--- Material shown ---

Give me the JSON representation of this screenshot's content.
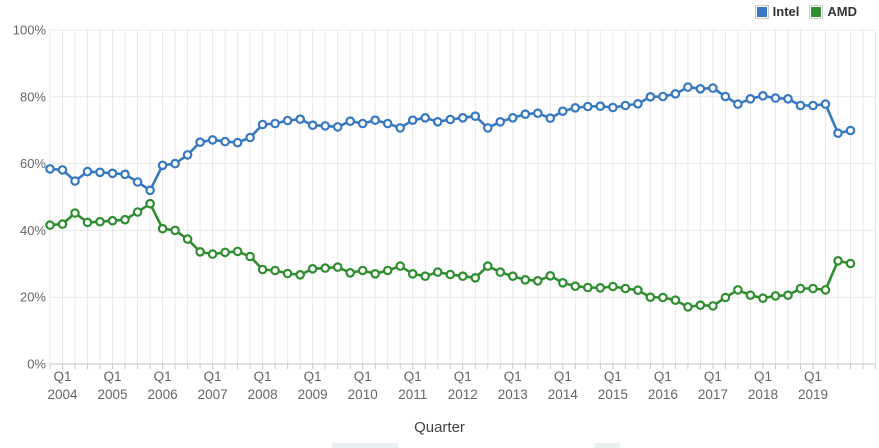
{
  "page": {
    "background": "#ffffff",
    "artifact_color": "#e8f1f2"
  },
  "chart_data": {
    "type": "line",
    "title": "",
    "xlabel": "Quarter",
    "ylabel": "",
    "ylim": [
      0,
      100
    ],
    "grid": true,
    "legend_position": "top-right",
    "y_ticks": [
      "0%",
      "20%",
      "40%",
      "60%",
      "80%",
      "100%"
    ],
    "x_ticks": [
      {
        "quarter": "Q1",
        "year": "2004"
      },
      {
        "quarter": "Q1",
        "year": "2005"
      },
      {
        "quarter": "Q1",
        "year": "2006"
      },
      {
        "quarter": "Q1",
        "year": "2007"
      },
      {
        "quarter": "Q1",
        "year": "2008"
      },
      {
        "quarter": "Q1",
        "year": "2009"
      },
      {
        "quarter": "Q1",
        "year": "2010"
      },
      {
        "quarter": "Q1",
        "year": "2011"
      },
      {
        "quarter": "Q1",
        "year": "2012"
      },
      {
        "quarter": "Q1",
        "year": "2013"
      },
      {
        "quarter": "Q1",
        "year": "2014"
      },
      {
        "quarter": "Q1",
        "year": "2015"
      },
      {
        "quarter": "Q1",
        "year": "2016"
      },
      {
        "quarter": "Q1",
        "year": "2017"
      },
      {
        "quarter": "Q1",
        "year": "2018"
      },
      {
        "quarter": "Q1",
        "year": "2019"
      }
    ],
    "x": [
      "Q4 2003",
      "Q1 2004",
      "Q2 2004",
      "Q3 2004",
      "Q4 2004",
      "Q1 2005",
      "Q2 2005",
      "Q3 2005",
      "Q4 2005",
      "Q1 2006",
      "Q2 2006",
      "Q3 2006",
      "Q4 2006",
      "Q1 2007",
      "Q2 2007",
      "Q3 2007",
      "Q4 2007",
      "Q1 2008",
      "Q2 2008",
      "Q3 2008",
      "Q4 2008",
      "Q1 2009",
      "Q2 2009",
      "Q3 2009",
      "Q4 2009",
      "Q1 2010",
      "Q2 2010",
      "Q3 2010",
      "Q4 2010",
      "Q1 2011",
      "Q2 2011",
      "Q3 2011",
      "Q4 2011",
      "Q1 2012",
      "Q2 2012",
      "Q3 2012",
      "Q4 2012",
      "Q1 2013",
      "Q2 2013",
      "Q3 2013",
      "Q4 2013",
      "Q1 2014",
      "Q2 2014",
      "Q3 2014",
      "Q4 2014",
      "Q1 2015",
      "Q2 2015",
      "Q3 2015",
      "Q4 2015",
      "Q1 2016",
      "Q2 2016",
      "Q3 2016",
      "Q4 2016",
      "Q1 2017",
      "Q2 2017",
      "Q3 2017",
      "Q4 2017",
      "Q1 2018",
      "Q2 2018",
      "Q3 2018",
      "Q4 2018",
      "Q1 2019",
      "Q2 2019",
      "Q3 2019",
      "Q4 2019"
    ],
    "series": [
      {
        "name": "Intel",
        "color": "#3778c2",
        "values": [
          58.4,
          58.1,
          54.8,
          57.6,
          57.4,
          57.1,
          56.8,
          54.5,
          52.0,
          59.5,
          60.0,
          62.6,
          66.4,
          67.1,
          66.6,
          66.3,
          67.8,
          71.7,
          72.0,
          72.9,
          73.3,
          71.5,
          71.3,
          71.0,
          72.7,
          72.0,
          73.0,
          72.0,
          70.7,
          73.0,
          73.7,
          72.5,
          73.2,
          73.7,
          74.2,
          70.7,
          72.5,
          73.7,
          74.8,
          75.1,
          73.6,
          75.7,
          76.7,
          77.1,
          77.2,
          76.8,
          77.4,
          77.9,
          80.0,
          80.1,
          80.9,
          82.9,
          82.4,
          82.6,
          80.1,
          77.8,
          79.4,
          80.3,
          79.6,
          79.4,
          77.4,
          77.4,
          77.8,
          69.1,
          69.9
        ]
      },
      {
        "name": "AMD",
        "color": "#2f8e2f",
        "values": [
          41.6,
          41.9,
          45.2,
          42.4,
          42.6,
          42.9,
          43.2,
          45.5,
          48.0,
          40.5,
          40.0,
          37.4,
          33.6,
          32.9,
          33.4,
          33.7,
          32.2,
          28.3,
          28.0,
          27.1,
          26.7,
          28.5,
          28.7,
          29.0,
          27.3,
          28.0,
          27.0,
          28.0,
          29.3,
          27.0,
          26.3,
          27.5,
          26.8,
          26.3,
          25.8,
          29.3,
          27.5,
          26.3,
          25.2,
          24.9,
          26.4,
          24.3,
          23.3,
          22.9,
          22.8,
          23.2,
          22.6,
          22.1,
          20.0,
          19.9,
          19.1,
          17.1,
          17.6,
          17.4,
          19.9,
          22.2,
          20.6,
          19.7,
          20.4,
          20.6,
          22.6,
          22.6,
          22.2,
          30.9,
          30.1
        ]
      }
    ],
    "style": {
      "grid_color": "#e8e8e8",
      "axis_line_color": "#c9c9c9",
      "tick_label_color": "#666666",
      "marker_fill": "#ffffff"
    }
  }
}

---

▶ **The problem**
Pictures in the records must not appear in the copy; transcribe everything else precisely.

▶ **Task output**
Give me the JSON representation of this screenshot's content.
{
  "page": {
    "background": "#ffffff",
    "artifact_color": "#e8f1f2"
  },
  "chart_data": {
    "type": "line",
    "title": "",
    "xlabel": "Quarter",
    "ylabel": "",
    "ylim": [
      0,
      100
    ],
    "grid": true,
    "legend_position": "top-right",
    "y_ticks": [
      "0%",
      "20%",
      "40%",
      "60%",
      "80%",
      "100%"
    ],
    "x_ticks": [
      {
        "quarter": "Q1",
        "year": "2004"
      },
      {
        "quarter": "Q1",
        "year": "2005"
      },
      {
        "quarter": "Q1",
        "year": "2006"
      },
      {
        "quarter": "Q1",
        "year": "2007"
      },
      {
        "quarter": "Q1",
        "year": "2008"
      },
      {
        "quarter": "Q1",
        "year": "2009"
      },
      {
        "quarter": "Q1",
        "year": "2010"
      },
      {
        "quarter": "Q1",
        "year": "2011"
      },
      {
        "quarter": "Q1",
        "year": "2012"
      },
      {
        "quarter": "Q1",
        "year": "2013"
      },
      {
        "quarter": "Q1",
        "year": "2014"
      },
      {
        "quarter": "Q1",
        "year": "2015"
      },
      {
        "quarter": "Q1",
        "year": "2016"
      },
      {
        "quarter": "Q1",
        "year": "2017"
      },
      {
        "quarter": "Q1",
        "year": "2018"
      },
      {
        "quarter": "Q1",
        "year": "2019"
      }
    ],
    "x": [
      "Q4 2003",
      "Q1 2004",
      "Q2 2004",
      "Q3 2004",
      "Q4 2004",
      "Q1 2005",
      "Q2 2005",
      "Q3 2005",
      "Q4 2005",
      "Q1 2006",
      "Q2 2006",
      "Q3 2006",
      "Q4 2006",
      "Q1 2007",
      "Q2 2007",
      "Q3 2007",
      "Q4 2007",
      "Q1 2008",
      "Q2 2008",
      "Q3 2008",
      "Q4 2008",
      "Q1 2009",
      "Q2 2009",
      "Q3 2009",
      "Q4 2009",
      "Q1 2010",
      "Q2 2010",
      "Q3 2010",
      "Q4 2010",
      "Q1 2011",
      "Q2 2011",
      "Q3 2011",
      "Q4 2011",
      "Q1 2012",
      "Q2 2012",
      "Q3 2012",
      "Q4 2012",
      "Q1 2013",
      "Q2 2013",
      "Q3 2013",
      "Q4 2013",
      "Q1 2014",
      "Q2 2014",
      "Q3 2014",
      "Q4 2014",
      "Q1 2015",
      "Q2 2015",
      "Q3 2015",
      "Q4 2015",
      "Q1 2016",
      "Q2 2016",
      "Q3 2016",
      "Q4 2016",
      "Q1 2017",
      "Q2 2017",
      "Q3 2017",
      "Q4 2017",
      "Q1 2018",
      "Q2 2018",
      "Q3 2018",
      "Q4 2018",
      "Q1 2019",
      "Q2 2019",
      "Q3 2019",
      "Q4 2019"
    ],
    "series": [
      {
        "name": "Intel",
        "color": "#3778c2",
        "values": [
          58.4,
          58.1,
          54.8,
          57.6,
          57.4,
          57.1,
          56.8,
          54.5,
          52.0,
          59.5,
          60.0,
          62.6,
          66.4,
          67.1,
          66.6,
          66.3,
          67.8,
          71.7,
          72.0,
          72.9,
          73.3,
          71.5,
          71.3,
          71.0,
          72.7,
          72.0,
          73.0,
          72.0,
          70.7,
          73.0,
          73.7,
          72.5,
          73.2,
          73.7,
          74.2,
          70.7,
          72.5,
          73.7,
          74.8,
          75.1,
          73.6,
          75.7,
          76.7,
          77.1,
          77.2,
          76.8,
          77.4,
          77.9,
          80.0,
          80.1,
          80.9,
          82.9,
          82.4,
          82.6,
          80.1,
          77.8,
          79.4,
          80.3,
          79.6,
          79.4,
          77.4,
          77.4,
          77.8,
          69.1,
          69.9
        ]
      },
      {
        "name": "AMD",
        "color": "#2f8e2f",
        "values": [
          41.6,
          41.9,
          45.2,
          42.4,
          42.6,
          42.9,
          43.2,
          45.5,
          48.0,
          40.5,
          40.0,
          37.4,
          33.6,
          32.9,
          33.4,
          33.7,
          32.2,
          28.3,
          28.0,
          27.1,
          26.7,
          28.5,
          28.7,
          29.0,
          27.3,
          28.0,
          27.0,
          28.0,
          29.3,
          27.0,
          26.3,
          27.5,
          26.8,
          26.3,
          25.8,
          29.3,
          27.5,
          26.3,
          25.2,
          24.9,
          26.4,
          24.3,
          23.3,
          22.9,
          22.8,
          23.2,
          22.6,
          22.1,
          20.0,
          19.9,
          19.1,
          17.1,
          17.6,
          17.4,
          19.9,
          22.2,
          20.6,
          19.7,
          20.4,
          20.6,
          22.6,
          22.6,
          22.2,
          30.9,
          30.1
        ]
      }
    ],
    "style": {
      "grid_color": "#e8e8e8",
      "axis_line_color": "#c9c9c9",
      "tick_label_color": "#666666",
      "marker_fill": "#ffffff"
    }
  }
}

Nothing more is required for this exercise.